- [EXERCISE]: Print all of the data exactly.

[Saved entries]
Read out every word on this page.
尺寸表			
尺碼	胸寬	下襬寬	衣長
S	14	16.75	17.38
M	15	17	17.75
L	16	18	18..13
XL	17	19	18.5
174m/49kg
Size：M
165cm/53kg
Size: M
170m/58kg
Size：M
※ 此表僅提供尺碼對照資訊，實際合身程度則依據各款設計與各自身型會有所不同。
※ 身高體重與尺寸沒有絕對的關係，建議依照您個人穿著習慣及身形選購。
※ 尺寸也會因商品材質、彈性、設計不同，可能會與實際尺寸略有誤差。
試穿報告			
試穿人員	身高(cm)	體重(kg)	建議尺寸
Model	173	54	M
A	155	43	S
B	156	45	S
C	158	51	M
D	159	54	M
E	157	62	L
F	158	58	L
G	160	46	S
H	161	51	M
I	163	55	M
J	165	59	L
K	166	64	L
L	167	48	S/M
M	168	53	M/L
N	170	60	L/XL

- [FINAL RESULT]:
Read out every word on this page.
尺寸表			
尺碼	胸寬	下襬寬	衣長
S	14	16.75	17.38
M	15	17	17.75
L	16	18	18..13
XL	17	19	18.5
174m/49kg
Size：M
165cm/53kg
Size: M
170m/58kg
Size：M
※ 此表僅提供尺碼對照資訊，實際合身程度則依據各款設計與各自身型會有所不同。
※ 身高體重與尺寸沒有絕對的關係，建議依照您個人穿著習慣及身形選購。
※ 尺寸也會因商品材質、彈性、設計不同，可能會與實際尺寸略有誤差。
試穿報告			
試穿人員	身高(cm)	體重(kg)	建議尺寸
Model	173	54	M
A	155	43	S
B	156	45	S
C	158	51	M
D	159	54	M
E	157	62	L
F	158	58	L
G	160	46	S
H	161	51	M
I	163	55	M
J	165	59	L
K	166	64	L
L	167	48	S/M
M	168	53	M/L
N	170	60	L/XL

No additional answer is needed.